WHAT IS NEEDED: In the following material, identify every line holding the string "匹配到插件名称" and return it.

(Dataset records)
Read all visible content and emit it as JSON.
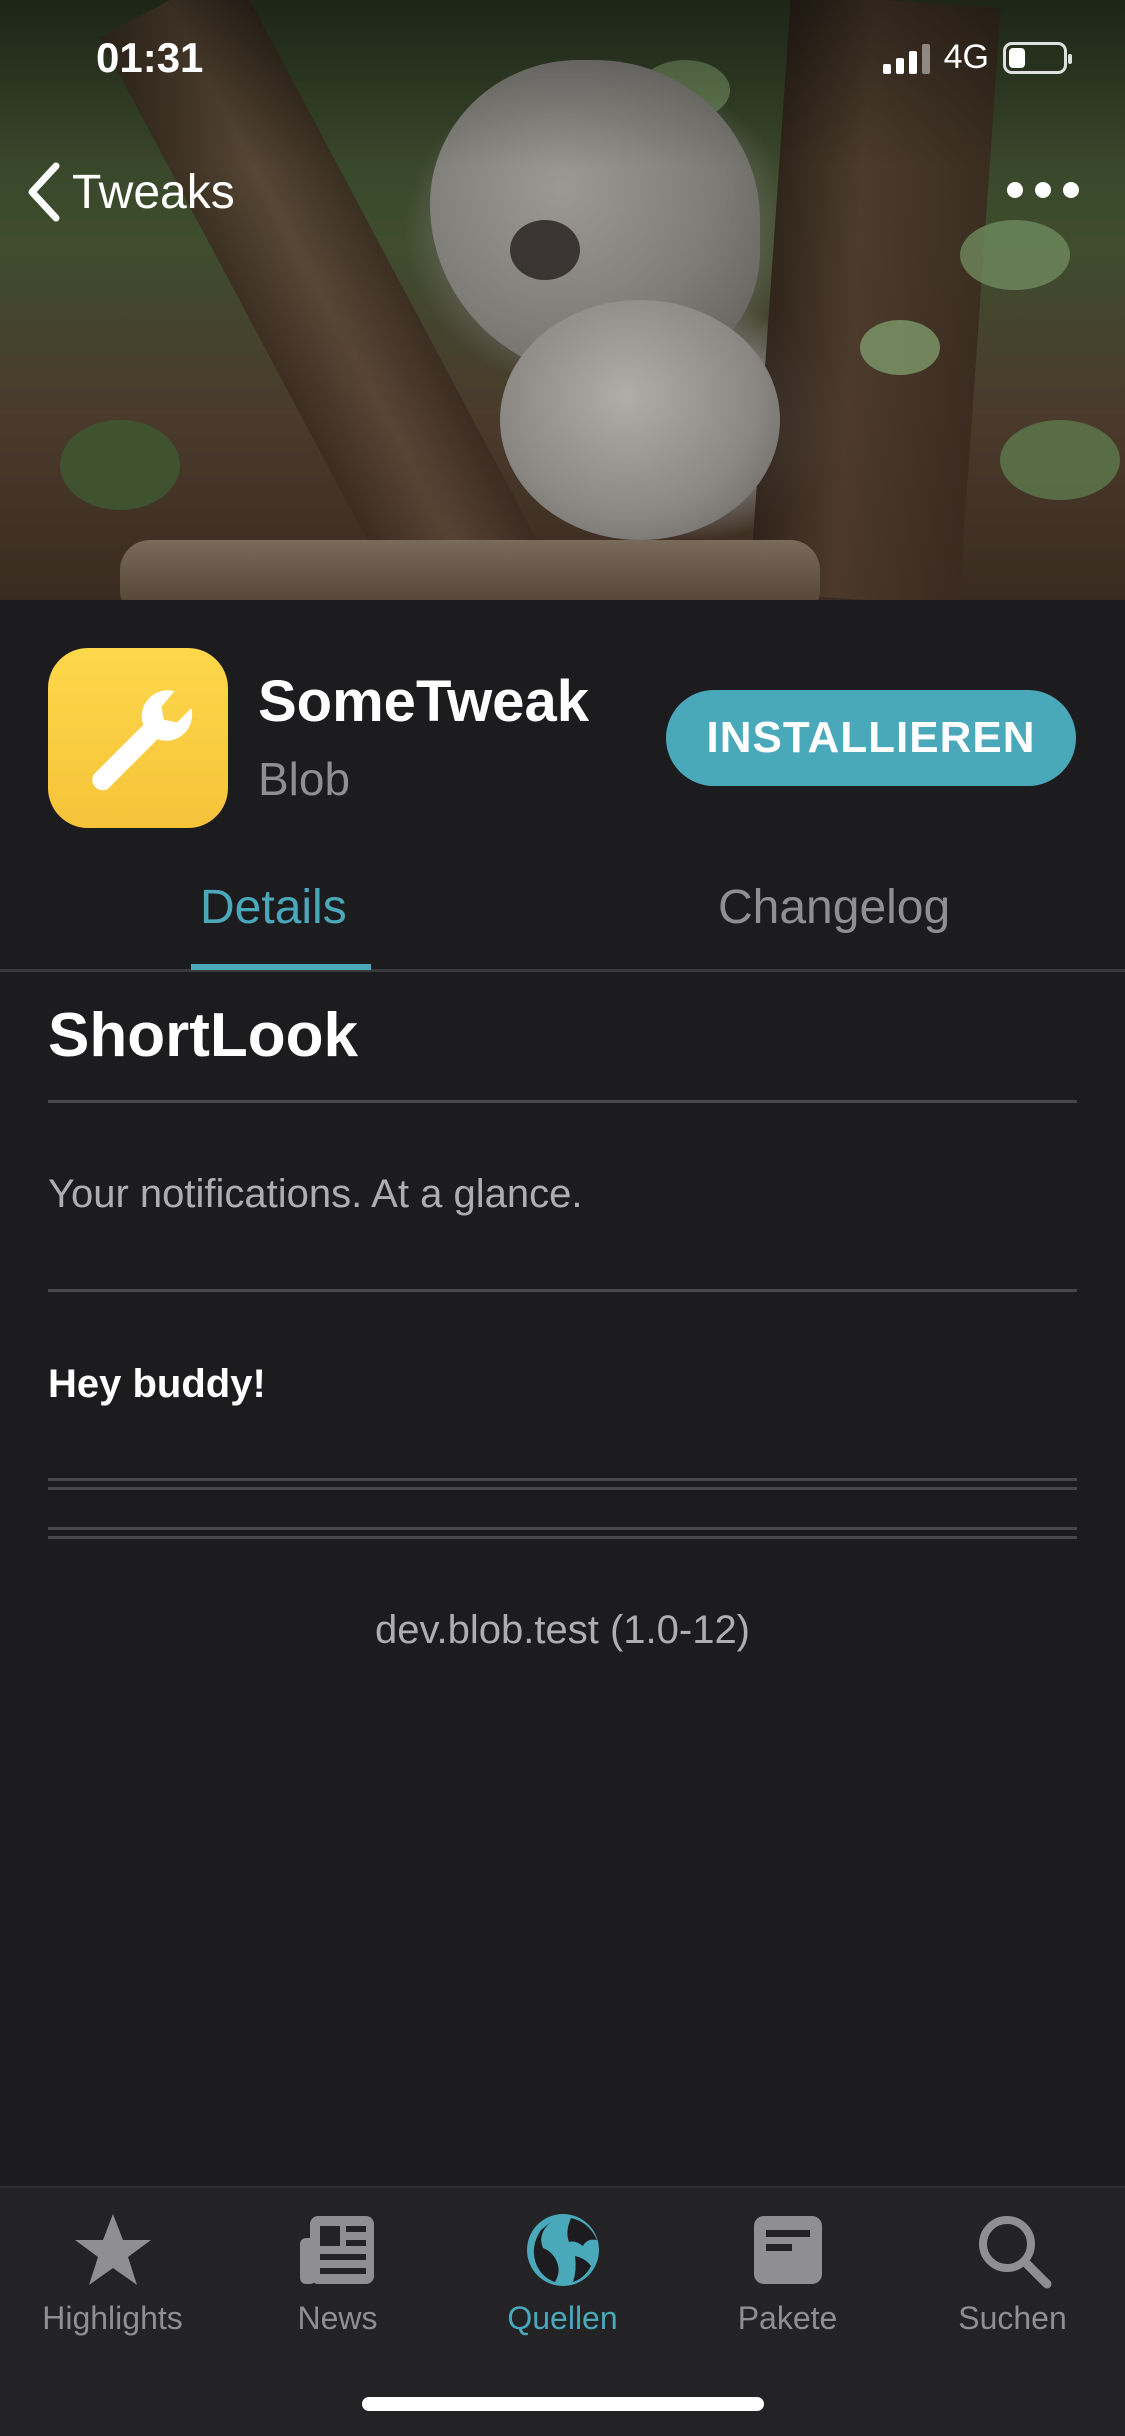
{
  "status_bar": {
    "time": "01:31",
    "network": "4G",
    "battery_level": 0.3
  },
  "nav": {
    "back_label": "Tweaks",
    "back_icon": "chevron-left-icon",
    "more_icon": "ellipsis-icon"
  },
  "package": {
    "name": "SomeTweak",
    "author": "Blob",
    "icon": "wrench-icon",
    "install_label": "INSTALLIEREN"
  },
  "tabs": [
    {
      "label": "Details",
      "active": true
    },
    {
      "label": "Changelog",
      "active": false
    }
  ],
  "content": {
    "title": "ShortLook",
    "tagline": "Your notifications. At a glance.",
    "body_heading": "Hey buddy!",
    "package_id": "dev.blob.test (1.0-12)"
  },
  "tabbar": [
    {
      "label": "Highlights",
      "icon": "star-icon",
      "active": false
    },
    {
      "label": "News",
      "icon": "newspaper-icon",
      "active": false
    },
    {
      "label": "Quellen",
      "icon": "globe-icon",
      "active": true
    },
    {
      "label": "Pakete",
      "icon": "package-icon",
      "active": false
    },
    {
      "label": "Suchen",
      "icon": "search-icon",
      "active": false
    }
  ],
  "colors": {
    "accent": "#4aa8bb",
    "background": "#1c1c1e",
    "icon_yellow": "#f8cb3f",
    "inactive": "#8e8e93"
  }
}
--
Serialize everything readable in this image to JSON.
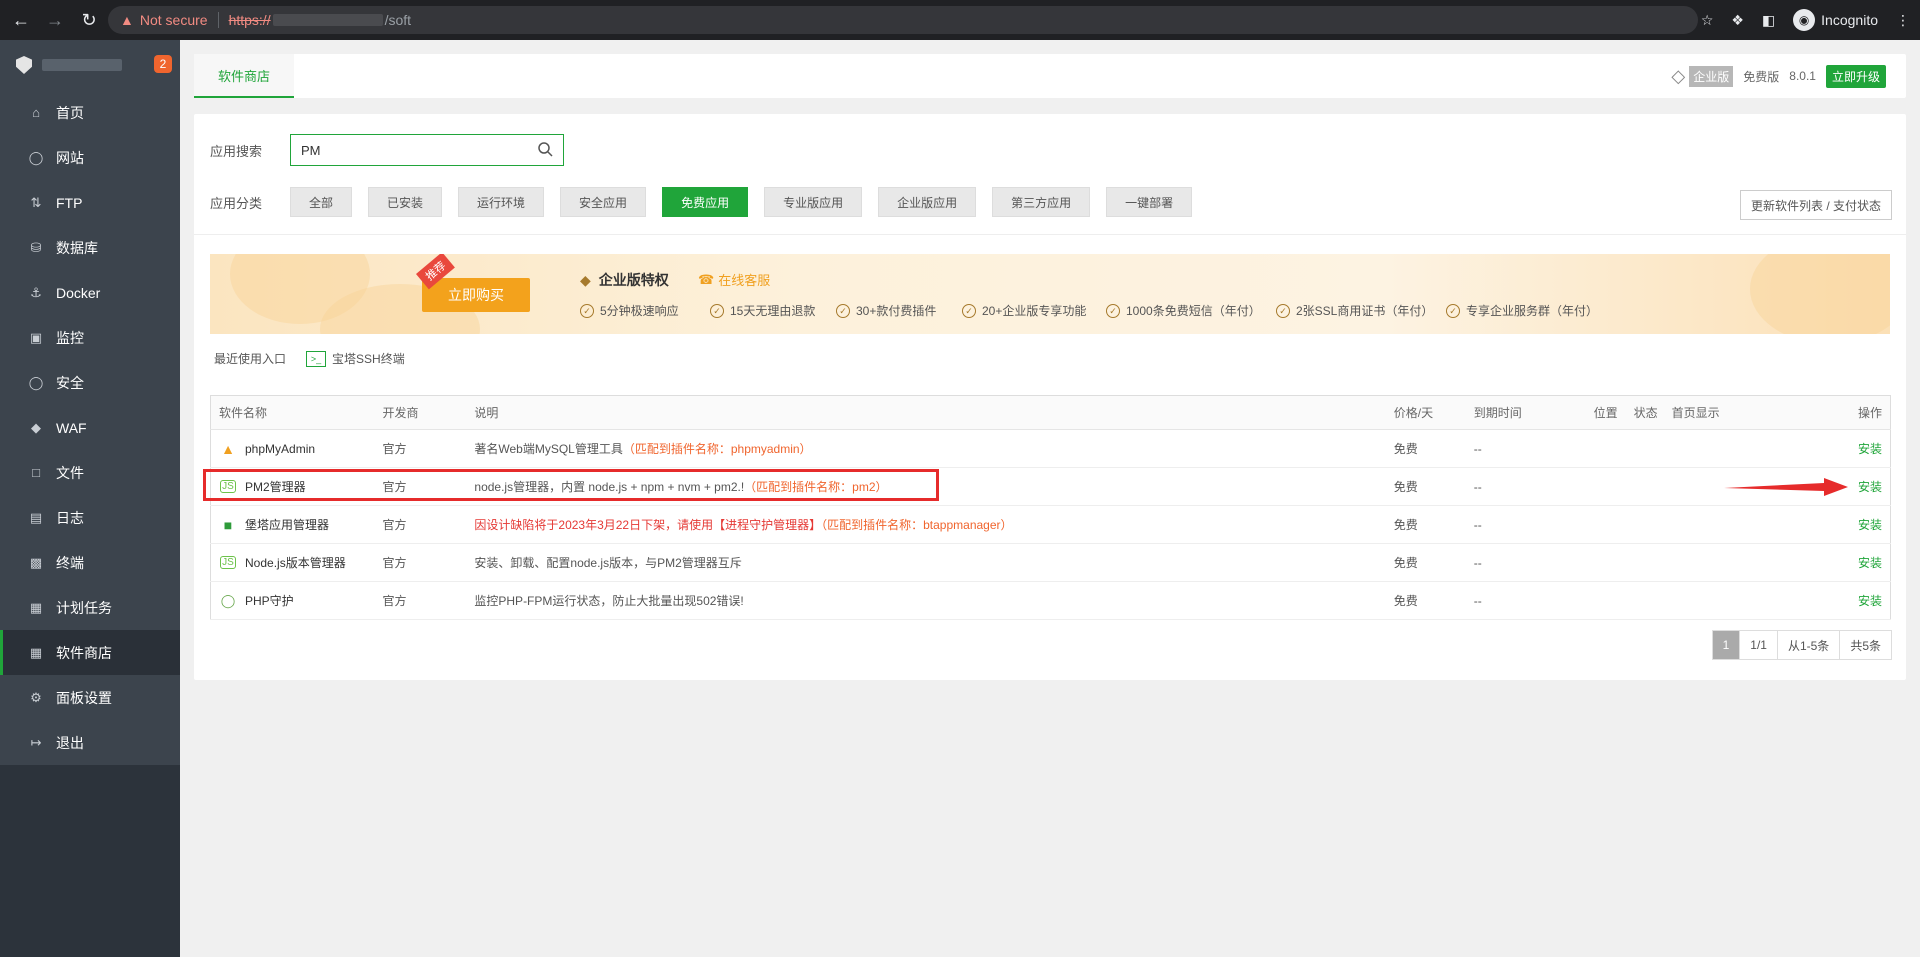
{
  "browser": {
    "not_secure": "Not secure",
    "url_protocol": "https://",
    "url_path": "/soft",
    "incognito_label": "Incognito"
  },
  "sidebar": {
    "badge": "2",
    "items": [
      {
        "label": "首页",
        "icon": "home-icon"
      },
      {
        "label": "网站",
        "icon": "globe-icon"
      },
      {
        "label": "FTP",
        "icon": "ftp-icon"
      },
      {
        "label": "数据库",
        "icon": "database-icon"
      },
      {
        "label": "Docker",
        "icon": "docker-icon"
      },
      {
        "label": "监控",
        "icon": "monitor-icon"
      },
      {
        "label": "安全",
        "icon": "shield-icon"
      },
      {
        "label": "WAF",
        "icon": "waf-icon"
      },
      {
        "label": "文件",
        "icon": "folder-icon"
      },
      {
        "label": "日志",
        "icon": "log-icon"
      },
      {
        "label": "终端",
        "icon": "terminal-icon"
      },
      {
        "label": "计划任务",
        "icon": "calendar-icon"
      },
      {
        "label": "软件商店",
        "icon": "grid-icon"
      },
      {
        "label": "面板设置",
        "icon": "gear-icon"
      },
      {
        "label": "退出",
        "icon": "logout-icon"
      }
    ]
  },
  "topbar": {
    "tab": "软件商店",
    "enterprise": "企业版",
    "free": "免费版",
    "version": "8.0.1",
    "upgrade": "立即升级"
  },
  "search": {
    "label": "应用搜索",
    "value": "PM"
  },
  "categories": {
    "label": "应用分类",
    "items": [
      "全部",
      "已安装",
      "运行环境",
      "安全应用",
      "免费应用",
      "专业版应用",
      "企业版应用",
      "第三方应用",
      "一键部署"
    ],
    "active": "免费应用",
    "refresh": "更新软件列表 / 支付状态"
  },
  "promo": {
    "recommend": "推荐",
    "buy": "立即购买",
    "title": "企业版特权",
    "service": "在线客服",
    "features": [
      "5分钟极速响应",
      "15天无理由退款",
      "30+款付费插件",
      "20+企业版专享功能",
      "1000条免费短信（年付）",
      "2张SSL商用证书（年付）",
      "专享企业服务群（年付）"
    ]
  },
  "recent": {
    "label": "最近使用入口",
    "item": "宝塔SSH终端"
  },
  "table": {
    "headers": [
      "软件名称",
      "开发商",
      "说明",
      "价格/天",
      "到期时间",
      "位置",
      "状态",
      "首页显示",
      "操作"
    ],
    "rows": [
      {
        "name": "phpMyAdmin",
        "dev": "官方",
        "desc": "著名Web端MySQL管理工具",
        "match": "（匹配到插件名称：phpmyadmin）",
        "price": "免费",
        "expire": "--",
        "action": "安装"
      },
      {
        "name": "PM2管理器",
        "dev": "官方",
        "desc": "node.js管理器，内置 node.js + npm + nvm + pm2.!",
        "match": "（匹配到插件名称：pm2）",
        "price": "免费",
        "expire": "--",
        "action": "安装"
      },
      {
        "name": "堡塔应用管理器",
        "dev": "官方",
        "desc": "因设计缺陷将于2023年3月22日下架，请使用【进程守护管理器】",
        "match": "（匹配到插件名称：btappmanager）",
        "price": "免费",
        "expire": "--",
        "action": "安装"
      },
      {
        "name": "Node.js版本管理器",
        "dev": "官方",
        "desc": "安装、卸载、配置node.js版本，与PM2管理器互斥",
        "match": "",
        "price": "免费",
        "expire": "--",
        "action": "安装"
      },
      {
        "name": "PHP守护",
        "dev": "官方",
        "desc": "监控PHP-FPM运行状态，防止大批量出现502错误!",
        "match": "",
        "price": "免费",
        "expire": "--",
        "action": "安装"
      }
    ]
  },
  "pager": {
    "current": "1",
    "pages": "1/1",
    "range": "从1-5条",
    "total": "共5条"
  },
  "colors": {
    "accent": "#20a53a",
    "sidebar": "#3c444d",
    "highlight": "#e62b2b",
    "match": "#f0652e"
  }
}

EXERCISE SOLUTION:
        "match": "（匹配到插件名称：phpmyadmin）",
        "match": "（匹配到插件名称：pm2）",
        "match": "（匹配到插件名称：btappmanager）",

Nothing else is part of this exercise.